▶ [Aim of the exercise]:
Using the data below, copy each line that includes the word "既重视发挥法律的规范作用".

Extracted records
__________________________________________________
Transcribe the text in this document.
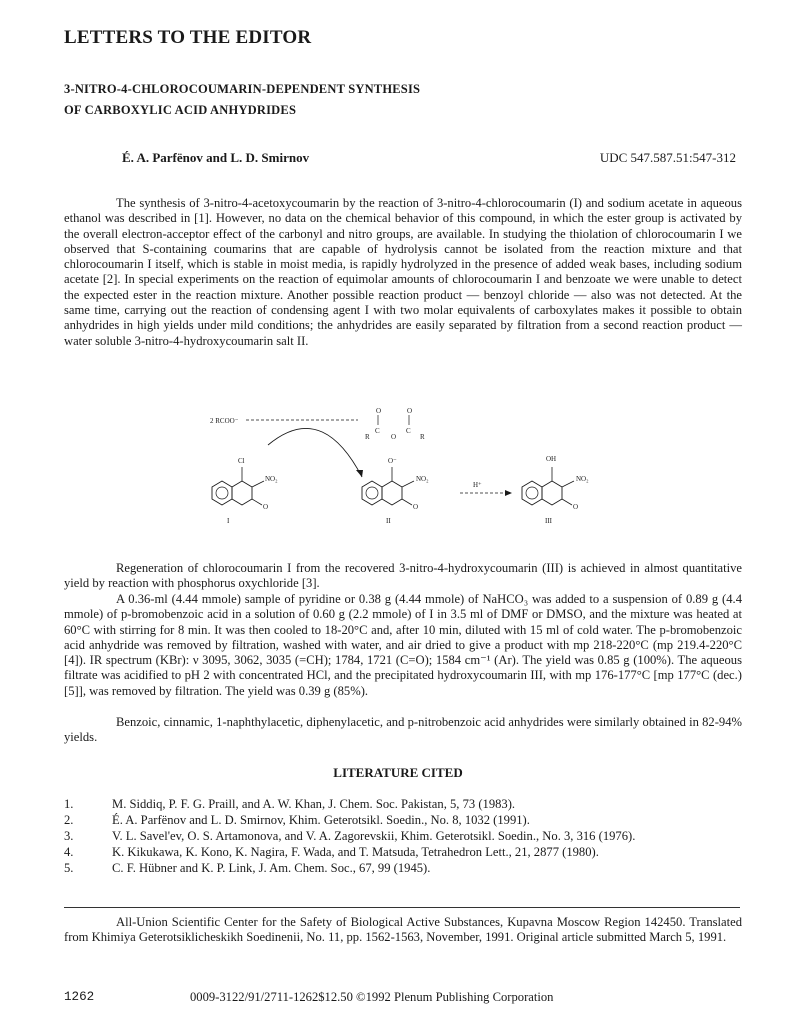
LETTERS TO THE EDITOR
3-NITRO-4-CHLOROCOUMARIN-DEPENDENT SYNTHESIS
OF CARBOXYLIC ACID ANHYDRIDES
É. A. Parfënov and L. D. Smirnov	UDC 547.587.51:547-312

The synthesis of 3-nitro-4-acetoxycoumarin by the reaction of 3-nitro-4-chlorocoumarin (I) and sodium acetate in aqueous ethanol was described in [1]. However, no data on the chemical behavior of this compound, in which the ester group is activated by the overall electron-acceptor effect of the carbonyl and nitro groups, are available. In studying the thiolation of chlorocoumarin I we observed that S-containing coumarins that are capable of hydrolysis cannot be isolated from the reaction mixture and that chlorocoumarin I itself, which is stable in moist media, is rapidly hydrolyzed in the presence of added weak bases, including sodium acetate [2]. In special experiments on the reaction of equimolar amounts of chlorocoumarin I and benzoate we were unable to detect the expected ester in the reaction mixture. Another possible reaction product — benzoyl chloride — also was not detected. At the same time, carrying out the reaction of condensing agent I with two molar equivalents of carboxylates makes it possible to obtain anhydrides in high yields under mild conditions; the anhydrides are easily separated by filtration from a second reaction product — water soluble 3-nitro-4-hydroxycoumarin salt II.

2 RCOO⁻
O	O
C	C
O
R	R
Cl
NO₂
O
I
O⁻
NO₂
O
II
H⁺
OH
NO₂
O
III

Regeneration of chlorocoumarin I from the recovered 3-nitro-4-hydroxycoumarin (III) is achieved in almost quantitative yield by reaction with phosphorus oxychloride [3].

A 0.36-ml (4.44 mmole) sample of pyridine or 0.38 g (4.44 mmole) of NaHCO₃ was added to a suspension of 0.89 g (4.4 mmole) of p-bromobenzoic acid in a solution of 0.60 g (2.2 mmole) of I in 3.5 ml of DMF or DMSO, and the mixture was heated at 60°C with stirring for 8 min. It was then cooled to 18-20°C and, after 10 min, diluted with 15 ml of cold water. The p-bromobenzoic acid anhydride was removed by filtration, washed with water, and air dried to give a product with mp 218-220°C (mp 219.4-220°C [4]). IR spectrum (KBr): ν 3095, 3062, 3035 (=CH); 1784, 1721 (C=O); 1584 cm⁻¹ (Ar). The yield was 0.85 g (100%). The aqueous filtrate was acidified to pH 2 with concentrated HCl, and the precipitated hydroxycoumarin III, with mp 176-177°C [mp 177°C (dec.) [5]], was removed by filtration. The yield was 0.39 g (85%).

Benzoic, cinnamic, 1-naphthylacetic, diphenylacetic, and p-nitrobenzoic acid anhydrides were similarly obtained in 82-94% yields.

LITERATURE CITED
1.	M. Siddiq, P. F. G. Praill, and A. W. Khan, J. Chem. Soc. Pakistan, 5, 73 (1983).
2.	É. A. Parfënov and L. D. Smirnov, Khim. Geterotsikl. Soedin., No. 8, 1032 (1991).
3.	V. L. Savel'ev, O. S. Artamonova, and V. A. Zagorevskii, Khim. Geterotsikl. Soedin., No. 3, 316 (1976).
4.	K. Kikukawa, K. Kono, K. Nagira, F. Wada, and T. Matsuda, Tetrahedron Lett., 21, 2877 (1980).
5.	C. F. Hübner and K. P. Link, J. Am. Chem. Soc., 67, 99 (1945).

All-Union Scientific Center for the Safety of Biological Active Substances, Kupavna Moscow Region 142450. Translated from Khimiya Geterotsiklicheskikh Soedinenii, No. 11, pp. 1562-1563, November, 1991. Original article submitted March 5, 1991.

1262	0009-3122/91/2711-1262$12.50 ©1992 Plenum Publishing Corporation
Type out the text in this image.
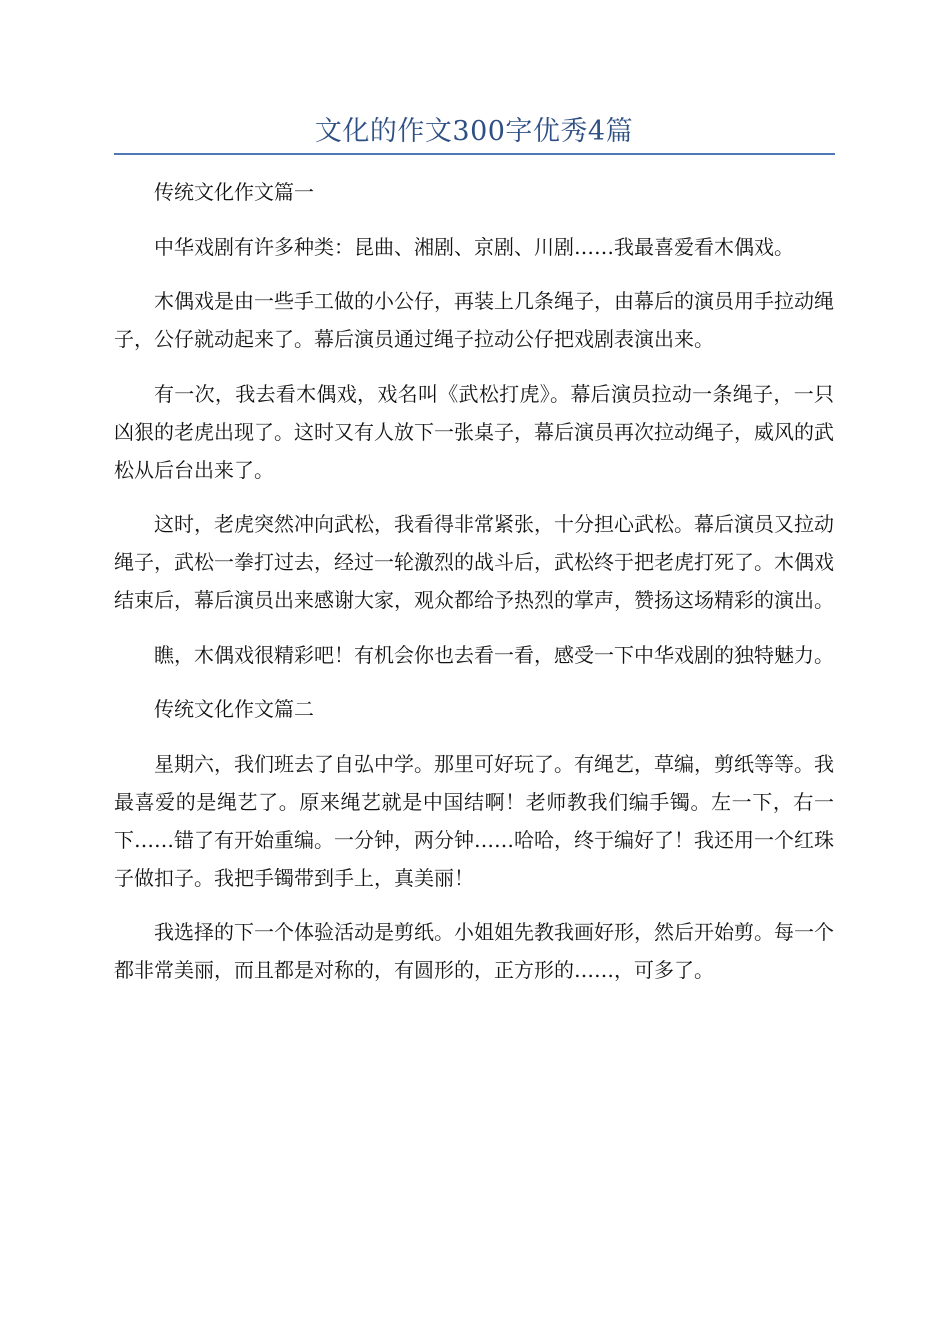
文化的作文300字优秀4篇

传统文化作文篇一

中华戏剧有许多种类：昆曲、湘剧、京剧、川剧……我最喜爱看木偶戏。

木偶戏是由一些手工做的小公仔，再装上几条绳子，由幕后的演员用手拉动绳子，公仔就动起来了。幕后演员通过绳子拉动公仔把戏剧表演出来。

有一次，我去看木偶戏，戏名叫《武松打虎》。幕后演员拉动一条绳子，一只凶狠的老虎出现了。这时又有人放下一张桌子，幕后演员再次拉动绳子，威风的武松从后台出来了。

这时，老虎突然冲向武松，我看得非常紧张，十分担心武松。幕后演员又拉动绳子，武松一拳打过去，经过一轮激烈的战斗后，武松终于把老虎打死了。木偶戏结束后，幕后演员出来感谢大家，观众都给予热烈的掌声，赞扬这场精彩的演出。

瞧，木偶戏很精彩吧！有机会你也去看一看，感受一下中华戏剧的独特魅力。

传统文化作文篇二

星期六，我们班去了自弘中学。那里可好玩了。有绳艺，草编，剪纸等等。我最喜爱的是绳艺了。原来绳艺就是中国结啊！老师教我们编手镯。左一下，右一下……错了有开始重编。一分钟，两分钟……哈哈，终于编好了！我还用一个红珠子做扣子。我把手镯带到手上，真美丽！

我选择的下一个体验活动是剪纸。小姐姐先教我画好形，然后开始剪。每一个都非常美丽，而且都是对称的，有圆形的，正方形的……，可多了。
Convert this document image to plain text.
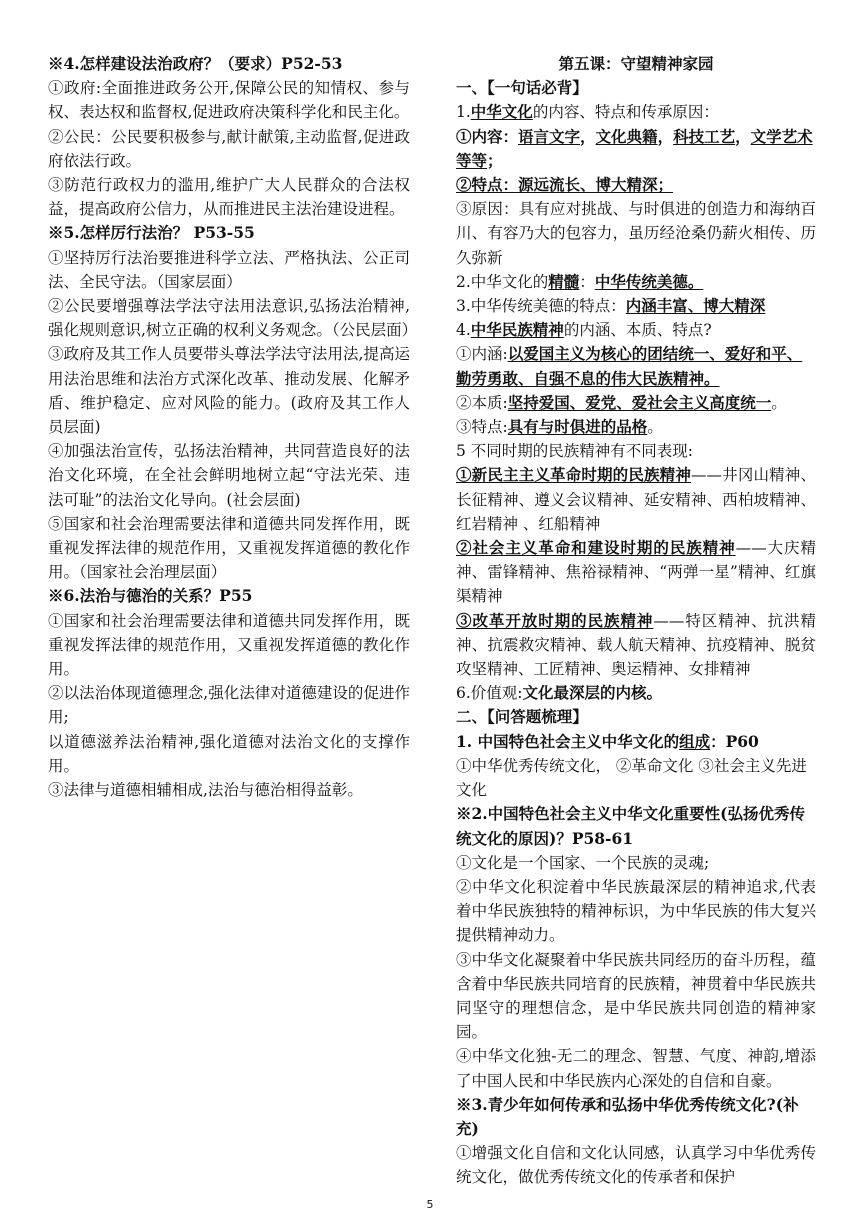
※4.怎样建设法治政府？（要求）P52-53

①政府:全面推进政务公开,保障公民的知情权、参与权、表达权和监督权,促进政府决策科学化和民主化。

②公民：公民要积极参与,献计献策,主动监督,促进政府依法行政。

③防范行政权力的滥用,维护广大人民群众的合法权益，提高政府公信力，从而推进民主法治建设进程。

※5.怎样厉行法治？ P53-55

①坚持厉行法治要推进科学立法、严格执法、公正司法、全民守法。（国家层面）

②公民要增强尊法学法守法用法意识,弘扬法治精神,强化规则意识,树立正确的权利义务观念。（公民层面）

③政府及其工作人员要带头尊法学法守法用法,提高运用法治思维和法治方式深化改革、推动发展、化解矛盾、维护稳定、应对风险的能力。(政府及其工作人员层面)

④加强法治宣传，弘扬法治精神，共同营造良好的法治文化环境，在全社会鲜明地树立起“守法光荣、违法可耻”的法治文化导向。(社会层面)

⑤国家和社会治理需要法律和道德共同发挥作用，既重视发挥法律的规范作用，又重视发挥道德的教化作用。（国家社会治理层面）

※6.法治与德治的关系？P55

①国家和社会治理需要法律和道德共同发挥作用，既重视发挥法律的规范作用，又重视发挥道德的教化作用。

②以法治体现道德理念,强化法律对道德建设的促进作用;

以道德滋养法治精神,强化道德对法治文化的支撑作用。

③法律与道德相辅相成,法治与德治相得益彰。

第五课：守望精神家园

一、【一句话必背】

1.中华文化的内容、特点和传承原因：

①内容：语言文字，文化典籍，科技工艺，文学艺术等等；

②特点：源远流长、博大精深；

③原因：具有应对挑战、与时俱进的创造力和海纳百川、有容乃大的包容力，虽历经沧桑仍薪火相传、历久弥新

2.中华文化的精髓：中华传统美德。

3.中华传统美德的特点：内涵丰富、博大精深

4.中华民族精神的内涵、本质、特点?

①内涵:以爱国主义为核心的团结统一、爱好和平、勤劳勇敢、自强不息的伟大民族精神。

②本质:坚持爱国、爱党、爱社会主义高度统一。

③特点:具有与时俱进的品格。

5 不同时期的民族精神有不同表现:

①新民主主义革命时期的民族精神——井冈山精神、长征精神、遵义会议精神、延安精神、西柏坡精神、红岩精神 、红船精神

②社会主义革命和建设时期的民族精神——大庆精神、雷锋精神、焦裕禄精神、“两弹一星”精神、红旗渠精神

③改革开放时期的民族精神——特区精神、抗洪精神、抗震救灾精神、载人航天精神、抗疫精神、脱贫攻坚精神、工匠精神、奥运精神、女排精神

6.价值观:文化最深层的内核。

二、【问答题梳理】

1. 中国特色社会主义中华文化的组成：P60

①中华优秀传统文化， ②革命文化 ③社会主义先进文化

※2.中国特色社会主义中华文化重要性(弘扬优秀传统文化的原因)？P58-61

①文化是一个国家、一个民族的灵魂;

②中华文化积淀着中华民族最深层的精神追求,代表着中华民族独特的精神标识，为中华民族的伟大复兴提供精神动力。

③中华文化凝聚着中华民族共同经历的奋斗历程，蕴含着中华民族共同培育的民族精，神贯着中华民族共同坚守的理想信念，是中华民族共同创造的精神家园。

④中华文化独-无二的理念、智慧、气度、神韵,增添了中国人民和中华民族内心深处的自信和自豪。

※3.青少年如何传承和弘扬中华优秀传统文化?(补充)

①增强文化自信和文化认同感，认真学习中华优秀传统文化，做优秀传统文化的传承者和保护

5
__________________________________________________
▶ [Answer to this task]:
⑤国家和社会治理需要法律和道德共同发挥作用，既重视发挥法律的规范作用，又重视发挥道德的教化作用。（国家社会治理层面）
①国家和社会治理需要法律和道德共同发挥作用，既重视发挥法律的规范作用，又重视发挥道德的教化作用。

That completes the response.